──────── Supplied material
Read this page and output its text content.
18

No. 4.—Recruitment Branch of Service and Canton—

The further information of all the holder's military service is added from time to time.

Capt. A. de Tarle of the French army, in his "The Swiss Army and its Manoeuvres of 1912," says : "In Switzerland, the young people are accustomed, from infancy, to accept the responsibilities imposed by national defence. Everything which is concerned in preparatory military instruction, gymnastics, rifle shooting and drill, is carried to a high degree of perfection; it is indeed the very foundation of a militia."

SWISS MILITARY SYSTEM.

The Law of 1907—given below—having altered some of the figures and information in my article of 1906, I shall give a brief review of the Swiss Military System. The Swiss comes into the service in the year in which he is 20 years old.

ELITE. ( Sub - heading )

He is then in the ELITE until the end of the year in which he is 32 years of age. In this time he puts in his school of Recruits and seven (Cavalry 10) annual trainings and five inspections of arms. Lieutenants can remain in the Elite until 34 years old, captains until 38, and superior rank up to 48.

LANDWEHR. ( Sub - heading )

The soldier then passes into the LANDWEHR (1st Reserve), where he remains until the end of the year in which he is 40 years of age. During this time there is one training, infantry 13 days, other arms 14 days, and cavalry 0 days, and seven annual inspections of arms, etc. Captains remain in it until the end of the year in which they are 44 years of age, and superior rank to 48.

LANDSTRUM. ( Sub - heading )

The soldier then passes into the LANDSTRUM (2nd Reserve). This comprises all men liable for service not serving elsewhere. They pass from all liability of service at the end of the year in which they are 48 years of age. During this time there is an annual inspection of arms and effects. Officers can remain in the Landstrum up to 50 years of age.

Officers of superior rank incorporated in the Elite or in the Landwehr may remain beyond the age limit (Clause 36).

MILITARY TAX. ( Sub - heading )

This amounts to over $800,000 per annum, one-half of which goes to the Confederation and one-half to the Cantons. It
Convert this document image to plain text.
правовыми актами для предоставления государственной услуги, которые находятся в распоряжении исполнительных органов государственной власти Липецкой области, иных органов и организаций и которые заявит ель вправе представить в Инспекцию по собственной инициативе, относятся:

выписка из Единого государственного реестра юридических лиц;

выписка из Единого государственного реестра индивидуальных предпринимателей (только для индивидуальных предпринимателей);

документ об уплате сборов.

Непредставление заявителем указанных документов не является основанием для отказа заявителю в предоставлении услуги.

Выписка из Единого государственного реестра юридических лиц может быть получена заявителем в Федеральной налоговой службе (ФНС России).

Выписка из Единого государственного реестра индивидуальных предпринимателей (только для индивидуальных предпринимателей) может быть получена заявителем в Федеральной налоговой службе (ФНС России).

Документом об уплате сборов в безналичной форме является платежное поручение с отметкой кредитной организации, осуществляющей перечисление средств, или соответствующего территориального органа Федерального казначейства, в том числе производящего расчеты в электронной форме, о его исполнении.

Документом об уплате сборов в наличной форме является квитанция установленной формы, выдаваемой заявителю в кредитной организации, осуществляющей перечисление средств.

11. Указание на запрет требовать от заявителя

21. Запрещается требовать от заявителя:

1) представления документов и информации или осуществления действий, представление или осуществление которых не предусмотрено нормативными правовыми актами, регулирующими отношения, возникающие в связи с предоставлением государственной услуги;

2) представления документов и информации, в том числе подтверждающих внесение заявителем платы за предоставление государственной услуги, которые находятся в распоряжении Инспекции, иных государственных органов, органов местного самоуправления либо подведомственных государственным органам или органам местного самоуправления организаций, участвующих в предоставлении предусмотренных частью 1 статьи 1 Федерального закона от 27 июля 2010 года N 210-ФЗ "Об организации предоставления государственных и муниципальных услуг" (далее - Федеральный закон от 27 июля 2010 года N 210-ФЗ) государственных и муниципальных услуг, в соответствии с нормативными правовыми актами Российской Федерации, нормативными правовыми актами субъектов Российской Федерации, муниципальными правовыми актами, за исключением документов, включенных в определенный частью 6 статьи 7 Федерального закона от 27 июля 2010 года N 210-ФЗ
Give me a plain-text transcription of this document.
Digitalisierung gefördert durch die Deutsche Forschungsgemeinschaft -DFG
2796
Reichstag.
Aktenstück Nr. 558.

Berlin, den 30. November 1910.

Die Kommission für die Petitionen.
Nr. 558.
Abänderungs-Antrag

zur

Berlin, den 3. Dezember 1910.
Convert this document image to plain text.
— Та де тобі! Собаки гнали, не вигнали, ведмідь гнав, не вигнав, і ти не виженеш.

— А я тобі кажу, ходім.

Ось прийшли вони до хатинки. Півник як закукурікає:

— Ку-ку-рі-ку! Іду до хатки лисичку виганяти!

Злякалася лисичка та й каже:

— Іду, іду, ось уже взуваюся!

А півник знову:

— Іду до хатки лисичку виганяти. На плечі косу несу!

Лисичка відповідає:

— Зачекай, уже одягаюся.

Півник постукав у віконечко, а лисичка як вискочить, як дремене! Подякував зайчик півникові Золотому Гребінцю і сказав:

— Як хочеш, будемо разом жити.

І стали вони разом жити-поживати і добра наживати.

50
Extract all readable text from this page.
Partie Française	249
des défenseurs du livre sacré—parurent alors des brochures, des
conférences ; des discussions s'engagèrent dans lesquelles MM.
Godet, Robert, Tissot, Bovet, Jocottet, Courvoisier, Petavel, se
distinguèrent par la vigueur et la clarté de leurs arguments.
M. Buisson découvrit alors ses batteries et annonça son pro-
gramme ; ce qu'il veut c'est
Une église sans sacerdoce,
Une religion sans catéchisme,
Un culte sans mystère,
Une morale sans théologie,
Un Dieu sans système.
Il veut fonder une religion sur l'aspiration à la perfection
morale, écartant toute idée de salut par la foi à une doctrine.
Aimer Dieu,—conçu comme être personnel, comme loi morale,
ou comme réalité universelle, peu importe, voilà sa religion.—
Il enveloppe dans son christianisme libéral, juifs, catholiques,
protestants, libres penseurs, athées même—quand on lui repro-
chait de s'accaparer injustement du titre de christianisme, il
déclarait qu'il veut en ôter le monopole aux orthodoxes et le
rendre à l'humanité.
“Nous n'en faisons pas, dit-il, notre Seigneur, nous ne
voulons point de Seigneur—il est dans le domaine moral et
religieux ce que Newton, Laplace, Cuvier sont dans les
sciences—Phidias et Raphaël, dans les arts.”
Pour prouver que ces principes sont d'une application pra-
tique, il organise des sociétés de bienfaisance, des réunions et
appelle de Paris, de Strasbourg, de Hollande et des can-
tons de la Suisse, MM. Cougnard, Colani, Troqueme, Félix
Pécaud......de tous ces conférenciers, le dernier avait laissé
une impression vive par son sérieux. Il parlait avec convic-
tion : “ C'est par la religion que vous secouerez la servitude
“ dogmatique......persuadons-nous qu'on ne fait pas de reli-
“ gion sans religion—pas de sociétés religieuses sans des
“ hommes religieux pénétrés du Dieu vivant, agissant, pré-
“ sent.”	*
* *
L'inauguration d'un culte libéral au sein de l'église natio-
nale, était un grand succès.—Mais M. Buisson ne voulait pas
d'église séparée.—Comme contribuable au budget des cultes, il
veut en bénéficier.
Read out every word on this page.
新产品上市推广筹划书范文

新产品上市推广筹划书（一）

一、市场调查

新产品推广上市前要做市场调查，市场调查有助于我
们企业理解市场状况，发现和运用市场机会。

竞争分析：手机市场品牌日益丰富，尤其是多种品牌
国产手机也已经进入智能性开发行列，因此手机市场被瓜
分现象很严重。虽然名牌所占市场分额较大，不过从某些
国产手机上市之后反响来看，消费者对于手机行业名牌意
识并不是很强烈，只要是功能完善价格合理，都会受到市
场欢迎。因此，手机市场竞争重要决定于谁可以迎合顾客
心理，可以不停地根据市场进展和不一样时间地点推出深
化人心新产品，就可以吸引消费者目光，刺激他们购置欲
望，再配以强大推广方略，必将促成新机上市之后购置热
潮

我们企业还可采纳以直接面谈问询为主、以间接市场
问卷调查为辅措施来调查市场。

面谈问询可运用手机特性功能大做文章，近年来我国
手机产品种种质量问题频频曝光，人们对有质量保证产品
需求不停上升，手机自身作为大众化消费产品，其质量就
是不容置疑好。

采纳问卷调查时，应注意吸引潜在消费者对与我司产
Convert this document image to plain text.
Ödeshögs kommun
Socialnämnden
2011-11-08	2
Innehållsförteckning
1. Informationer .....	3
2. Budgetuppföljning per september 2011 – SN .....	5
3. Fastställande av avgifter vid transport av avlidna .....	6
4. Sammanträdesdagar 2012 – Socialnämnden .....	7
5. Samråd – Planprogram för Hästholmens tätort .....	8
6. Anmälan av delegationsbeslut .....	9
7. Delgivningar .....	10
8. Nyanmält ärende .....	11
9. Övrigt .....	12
────────────────
#### [What you should do]
In the entries above, how many lines contain the word "veut"? Answer with the number only.

#### [Finished exercise]
4